*The data:*
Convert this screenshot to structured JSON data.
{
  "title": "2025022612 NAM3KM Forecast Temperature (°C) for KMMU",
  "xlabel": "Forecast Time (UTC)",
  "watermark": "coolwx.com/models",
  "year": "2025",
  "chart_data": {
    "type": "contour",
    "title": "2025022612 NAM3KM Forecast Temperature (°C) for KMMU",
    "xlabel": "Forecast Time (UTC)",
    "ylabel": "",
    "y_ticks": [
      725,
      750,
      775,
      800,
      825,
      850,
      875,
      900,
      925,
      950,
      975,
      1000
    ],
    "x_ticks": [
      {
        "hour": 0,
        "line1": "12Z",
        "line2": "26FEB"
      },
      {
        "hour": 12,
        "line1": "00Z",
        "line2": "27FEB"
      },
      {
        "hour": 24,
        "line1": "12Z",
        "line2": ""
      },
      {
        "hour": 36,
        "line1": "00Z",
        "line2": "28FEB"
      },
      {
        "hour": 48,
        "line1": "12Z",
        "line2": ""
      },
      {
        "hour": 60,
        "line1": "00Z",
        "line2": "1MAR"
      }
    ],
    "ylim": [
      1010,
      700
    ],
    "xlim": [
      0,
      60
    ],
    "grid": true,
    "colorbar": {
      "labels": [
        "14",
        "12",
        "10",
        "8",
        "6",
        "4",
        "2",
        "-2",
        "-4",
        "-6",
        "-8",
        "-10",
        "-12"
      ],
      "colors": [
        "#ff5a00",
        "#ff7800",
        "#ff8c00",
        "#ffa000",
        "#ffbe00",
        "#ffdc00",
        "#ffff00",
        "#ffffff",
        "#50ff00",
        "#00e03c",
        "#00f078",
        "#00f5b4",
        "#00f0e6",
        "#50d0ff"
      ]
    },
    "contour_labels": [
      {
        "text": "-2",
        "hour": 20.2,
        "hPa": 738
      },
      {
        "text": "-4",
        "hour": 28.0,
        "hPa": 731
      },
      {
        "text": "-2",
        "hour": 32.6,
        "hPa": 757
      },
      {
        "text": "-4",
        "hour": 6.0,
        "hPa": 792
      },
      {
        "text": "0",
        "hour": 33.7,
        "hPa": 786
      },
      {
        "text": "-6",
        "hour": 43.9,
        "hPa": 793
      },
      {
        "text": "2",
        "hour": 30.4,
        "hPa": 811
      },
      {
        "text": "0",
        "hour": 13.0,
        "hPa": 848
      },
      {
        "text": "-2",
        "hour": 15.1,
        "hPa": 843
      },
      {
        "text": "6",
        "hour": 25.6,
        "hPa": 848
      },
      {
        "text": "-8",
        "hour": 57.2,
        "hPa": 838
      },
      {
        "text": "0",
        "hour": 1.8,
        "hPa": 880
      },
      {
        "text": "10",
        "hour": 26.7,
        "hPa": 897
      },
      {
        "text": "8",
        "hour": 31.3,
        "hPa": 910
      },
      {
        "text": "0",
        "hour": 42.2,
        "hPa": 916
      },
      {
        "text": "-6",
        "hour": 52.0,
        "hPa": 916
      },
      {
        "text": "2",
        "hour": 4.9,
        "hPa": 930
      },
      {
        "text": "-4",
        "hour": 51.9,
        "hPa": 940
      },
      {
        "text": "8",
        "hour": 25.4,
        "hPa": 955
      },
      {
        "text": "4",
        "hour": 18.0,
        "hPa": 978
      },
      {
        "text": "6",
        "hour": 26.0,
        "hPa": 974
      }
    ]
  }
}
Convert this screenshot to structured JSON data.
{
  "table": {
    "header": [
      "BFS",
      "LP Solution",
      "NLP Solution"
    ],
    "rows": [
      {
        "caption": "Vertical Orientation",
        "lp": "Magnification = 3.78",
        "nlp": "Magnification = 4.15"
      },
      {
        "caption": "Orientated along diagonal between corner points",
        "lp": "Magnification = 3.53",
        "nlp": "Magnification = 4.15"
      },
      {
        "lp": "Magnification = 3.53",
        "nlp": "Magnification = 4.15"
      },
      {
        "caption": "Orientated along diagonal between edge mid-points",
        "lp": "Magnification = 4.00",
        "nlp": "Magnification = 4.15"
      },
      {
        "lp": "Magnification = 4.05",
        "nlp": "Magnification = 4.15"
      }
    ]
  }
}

*What to work on:* In the entries above, count every line containing the word "between". Write only the total.

*Exercise answer:* 2